» **Problem to solve**: Extract the lines from the one containing "list-bullet: - — [90, 257, 94, 270]" through the one containing "fase-explicacio-paragraph-1: El mestre", inclusive, and reproduce them verbatim.

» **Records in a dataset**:
· · · ·
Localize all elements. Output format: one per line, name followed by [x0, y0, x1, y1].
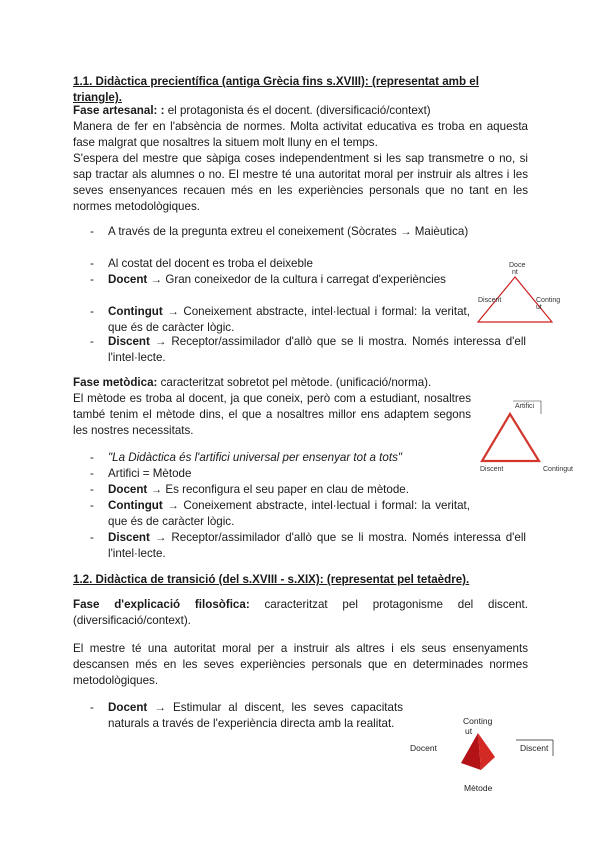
list-bullet: - — [90, 257, 94, 270]
fase-artesanal-paragraph-1: Manera de fer en l'absència de normes. Molta activitat educativa es troba en aquesta fase malgrat que nosaltres la situem molt lluny en el temps. — [73, 120, 528, 149]
list-bullet: - — [90, 483, 94, 496]
fase-metodica-paragraph-1: El mètode es troba al docent, ja que coneix, però com a estudiant, nosaltres també tenim el mètode dins, el que a nosaltres millor ens adaptem segons les nostres necessitats. — [73, 392, 471, 437]
section-heading-1-1-cont: triangle). — [73, 91, 122, 104]
diagram-label-top-2: nt — [512, 269, 518, 276]
fase-explicacio-paragraph-1: El mestre té una autoritat moral per a instruir als altres i els seus ensenyaments descansen més en les seves experiències personals que en determinades normes metodològiques. — [73, 642, 528, 687]
list-item: Docent → Gran coneixedor de la cultura i carregat d'experiències — [108, 273, 446, 286]
diagram-label-right: Contingut — [543, 466, 573, 473]
diagram-label-top: Artifici — [515, 403, 535, 410]
fase-artesanal-intro: Fase artesanal: : el protagonista és el docent. (diversificació/context) — [73, 104, 431, 117]
list-bullet: - — [90, 305, 94, 318]
list-bullet: - — [90, 467, 94, 480]
diagram-label-top-2: ut — [465, 726, 473, 736]
list-item: Contingut → Coneixement abstracte, intel·lectual i formal: la veritat, que és de caràcter lògic. — [108, 305, 470, 334]
list-bullet: - — [90, 701, 94, 714]
diagram-label-left: Docent — [410, 743, 437, 753]
list-bullet: - — [90, 499, 94, 512]
list-item: Docent → Es reconfigura el seu paper en clau de mètode. — [108, 483, 409, 496]
fase-artesanal-paragraph-2: S'espera del mestre que sàpiga coses independentment si les sap transmetre o no, si sap tractar als alumnes o no. El mestre té una autoritat moral per instruir als altres i les seves ensenyances recauen més en les experiències personals que no tant en les normes metodològiques. — [73, 152, 528, 213]
list-item: Discent → Receptor/assimilador d'allò que se li mostra. Només interessa d'ell l'intel·lecte. — [108, 531, 526, 560]
fase-metodica-intro: Fase metòdica: caracteritzat sobretot pel mètode. (unificació/norma). — [73, 376, 432, 389]
diagram-label-top: Conting — [463, 716, 493, 726]
diagram-label-left: Discent — [480, 466, 504, 473]
list-item: Al costat del docent es troba el deixeble — [108, 257, 313, 270]
list-item: A través de la pregunta extreu el coneixement (Sòcrates → Maièutica) — [108, 225, 469, 238]
diagram-label-right: Discent — [520, 743, 549, 753]
diagram-label-right-2: ut — [536, 304, 542, 311]
list-item: Discent → Receptor/assimilador d'allò que se li mostra. Només interessa d'ell l'intel·lecte. — [108, 335, 526, 364]
section-heading-1-1: 1.1. Didàctica precientífica (antiga Grècia fins s.XVIII): (representat amb el — [73, 75, 479, 88]
tetrahedron-left-face — [461, 733, 481, 770]
diagram-label-left: Discent — [478, 297, 502, 304]
list-bullet: - — [90, 273, 94, 286]
fase-explicacio-intro: Fase d'explicació filosòfica: caracteritzat pel protagonisme del discent. (diversificació/context). — [73, 598, 528, 627]
list-bullet: - — [90, 335, 94, 348]
list-bullet: - — [90, 225, 94, 238]
list-bullet: - — [90, 531, 94, 544]
list-bullet: - — [90, 451, 94, 464]
diagram-label-bottom: Mètode — [464, 783, 493, 793]
list-item: Docent → Estimular al discent, les seves capacitats naturals a través de l'experiència directa amb la realitat. — [108, 701, 403, 730]
list-item: Contingut → Coneixement abstracte, intel·lectual i formal: la veritat, que és de caràcter lògic. — [108, 499, 470, 528]
list-item: Artifici = Mètode — [108, 467, 192, 480]
diagram-label-top: Doce — [509, 262, 526, 269]
list-item-quote: "La Didàctica és l'artifici universal per ensenyar tot a tots" — [108, 451, 402, 464]
section-heading-1-2: 1.2. Didàctica de transició (del s.XVIII - s.XIX): (representat pel tetaèdre). — [73, 573, 470, 586]
diagram-label-right: Conting — [536, 297, 561, 304]
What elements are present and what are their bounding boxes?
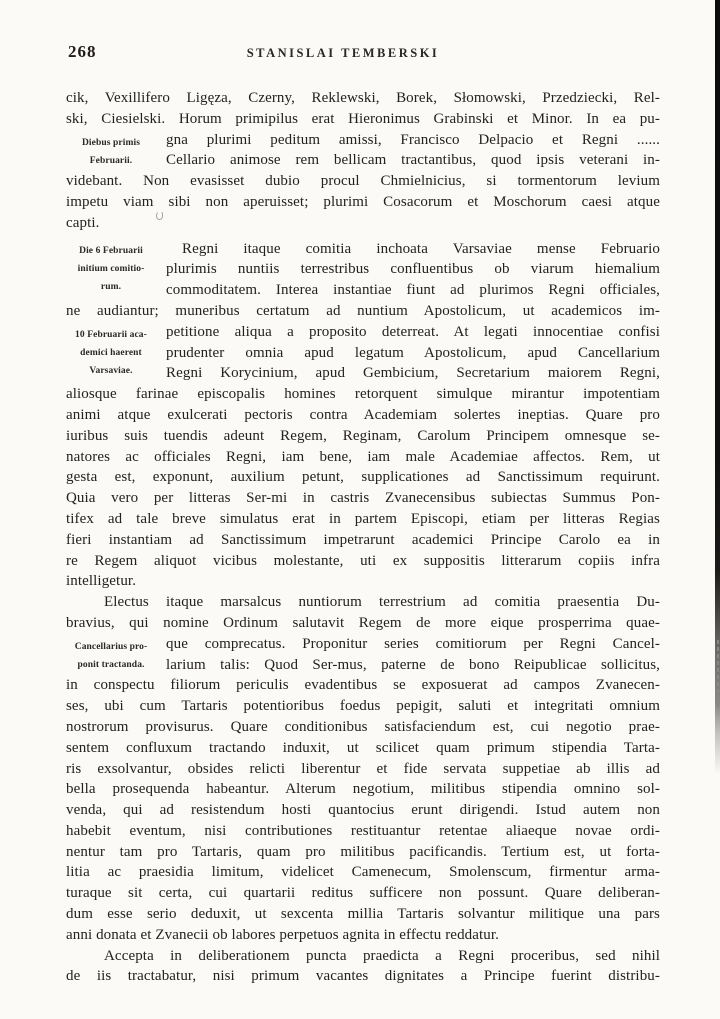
text-line: in conspectu filiorum periculis evadentibus se exposuerat ad campos Zvanecen- (66, 677, 660, 694)
margin-note-line: ponit tractanda. (77, 660, 145, 671)
text-line: ris exsolvantur, obsides relicti liberentur et fide servata suppetiae ab illis ad (66, 760, 660, 777)
text-line: impetu viam sibi non aperuisset; plurimi Cosacorum et Moschorum caesi atque (66, 193, 660, 210)
text-line: Electus itaque marsalcus nuntiorum terrestrium ad comitia praesentia Du- (104, 594, 660, 611)
margin-note-line: Varsaviae. (89, 366, 133, 377)
text-line: fieri instantiam ad Sanctissimum impetrarunt academici Principe Carolo ea in (66, 531, 660, 548)
text-line: bella prosequenda habeantur. Alterum negotium, militibus stipendia omnino sol- (66, 781, 660, 798)
text-line: nostrorum provisurus. Quare conditionibus satisfaciendum est, cui negotio prae- (66, 718, 660, 735)
text-line: ski, Ciesielski. Horum primipilus erat Hieronimus Grabinski et Minor. In ea pu- (66, 110, 660, 127)
text-line: de iis tractabatur, nisi primum vacantes dignitates a Principe fuerint distribu- (66, 968, 660, 985)
text-line: litia ac praesidia limitum, videlicet Camenecum, Smolenscum, firmentur arma- (66, 864, 660, 881)
text-line: habebit eventum, nisi contributiones restituantur retentae aliaeque novae ordi- (66, 822, 660, 839)
text-line: cik, Vexillifero Ligęza, Czerny, Reklewski, Borek, Słomowski, Przedziecki, Rel- (66, 90, 660, 106)
text-line: bravius, qui nomine Ordinum salutavit Regem de more eique prosperrima quae- (66, 614, 660, 631)
text-line: natores ac officiales Regni, iam bene, iam male Academiae affectos. Rem, ut (66, 448, 660, 465)
text-line: turaque sit certa, cui quartarii reditus sufficere non possunt. Quare deliberan- (66, 885, 660, 902)
text-line: iuribus suis tuendis adeunt Regem, Reginam, Carolum Principem omnesque se- (66, 427, 660, 444)
binding-shadow-edge-lower (717, 640, 719, 710)
text-line: tifex ad tale breve simulatus erat in partem Episcopi, etiam per litteras Regias (66, 510, 660, 527)
text-line: re Regem aliquot vicibus molestante, uti ex suppositis litterarum copiis infra (66, 552, 660, 569)
text-line: larium talis: Quod Ser-mus, paterne de bono Reipublicae sollicitus, (166, 656, 660, 673)
margin-note-line: Februarii. (89, 156, 133, 167)
text-line: Quia vero per litteras Ser-mi in castris Zvanecensibus subiectas Summus Pon- (66, 490, 660, 507)
margin-note-line: demici haerent (80, 348, 142, 359)
text-line: dum esse serio deduxit, ut sexcenta millia Tartaris solvantur militique una pars (66, 906, 660, 923)
text-line: petitione aliqua a proposito deterreat. At legati innocentiae confisi (166, 323, 660, 340)
text-line: prudenter omnia apud legatum Apostolicum, apud Cancellarium (166, 344, 660, 361)
text-line: gna plurimi peditum amissi, Francisco Delpacio et Regni ...... (166, 131, 660, 148)
text-line: venda, qui ad resistendum hosti quantocius erunt dirigendi. Istud autem non (66, 802, 660, 819)
page-header (66, 42, 660, 64)
text-line: sentem confluxum tractando induxit, ut scilicet quam primum stipendia Tarta- (66, 739, 660, 756)
text-line: videbant. Non evasisset dubio procul Chmielnicius, si tormentorum levium (66, 173, 660, 190)
text-line: gesta est, exponunt, auxilium petunt, supplicationes ad Sanctissimum requirunt. (66, 469, 660, 486)
text-line: ses, ubi cum Tartaris potentioribus foedus pepigit, saluti et integritati omnium (66, 698, 660, 715)
margin-note-line: Diebus primis (81, 138, 141, 148)
text-line: capti. (66, 214, 100, 231)
text-line: Regni Korycinium, apud Gembicium, Secretarium maiorem Regni, (166, 365, 660, 382)
margin-note-line: 10 Februarii aca- (75, 330, 147, 340)
running-title: STANISLAI TEMBERSKI (246, 46, 440, 60)
text-line: que comprecatus. Proponitur series comitiorum per Regni Cancel- (166, 635, 660, 652)
scan-artifact-speck (156, 211, 163, 220)
text-line: Regni itaque comitia inchoata Varsaviae mense Februario (182, 240, 660, 257)
body-text (66, 88, 660, 987)
margin-note-line: rum. (100, 282, 122, 293)
text-line: Accepta in deliberationem puncta praedicta a Regni proceribus, sed nihil (104, 947, 660, 964)
text-line: aliosque farinae episcopalis homines retorquent simulque mirantur impotentiam (66, 386, 660, 403)
text-line: anni donata et Zvanecii ob labores perpetuos agnita in effectu reddatur. (66, 926, 500, 943)
text-line: intelligetur. (66, 573, 137, 590)
margin-note-line: initium comitio- (77, 264, 145, 275)
text-line: animi atque exulcerati pectoris contra Academiam solertes ineptias. Quare pro (66, 406, 660, 423)
margin-note-line: Die 6 Februarii (79, 246, 143, 256)
text-line: commoditatem. Interea instantiae fiunt ad plurimos Regni officiales, (166, 282, 660, 299)
text-line: plurimis nuntiis terrestribus confluentibus ob viarum hiemalium (166, 261, 660, 278)
margin-note-line: Cancellarius pro- (74, 642, 148, 652)
text-line: Cellario animose rem bellicam tractantibus, quod ipsis veterani in- (166, 152, 660, 169)
text-line: nentur tam pro Tartaris, quam pro militibus pacificandis. Tertium est, ut forta- (66, 843, 660, 860)
binding-shadow-edge (715, 0, 720, 1019)
text-line: ne audiantur; muneribus certatum ad nuntium Apostolicum, ut academicos im- (66, 302, 660, 319)
page-number: 268 (68, 42, 97, 61)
· · · ·
» **Written solution**:
list-bullet: - — [90, 257, 94, 270]
fase-artesanal-paragraph-1: Manera de fer en l'absència de normes. Molta activitat educativa es troba en aquesta fase malgrat que nosaltres la situem molt lluny en el temps. — [73, 120, 528, 149]
list-bullet: - — [90, 483, 94, 496]
fase-metodica-paragraph-1: El mètode es troba al docent, ja que coneix, però com a estudiant, nosaltres també tenim el mètode dins, el que a nosaltres millor ens adaptem segons les nostres necessitats. — [73, 392, 471, 437]
section-heading-1-1-cont: triangle). — [73, 91, 122, 104]
diagram-label-top-2: nt — [512, 269, 518, 276]
fase-explicacio-paragraph-1: El mestre té una autoritat moral per a instruir als altres i els seus ensenyaments descansen més en les seves experiències personals que en determinades normes metodològiques. — [73, 642, 528, 687]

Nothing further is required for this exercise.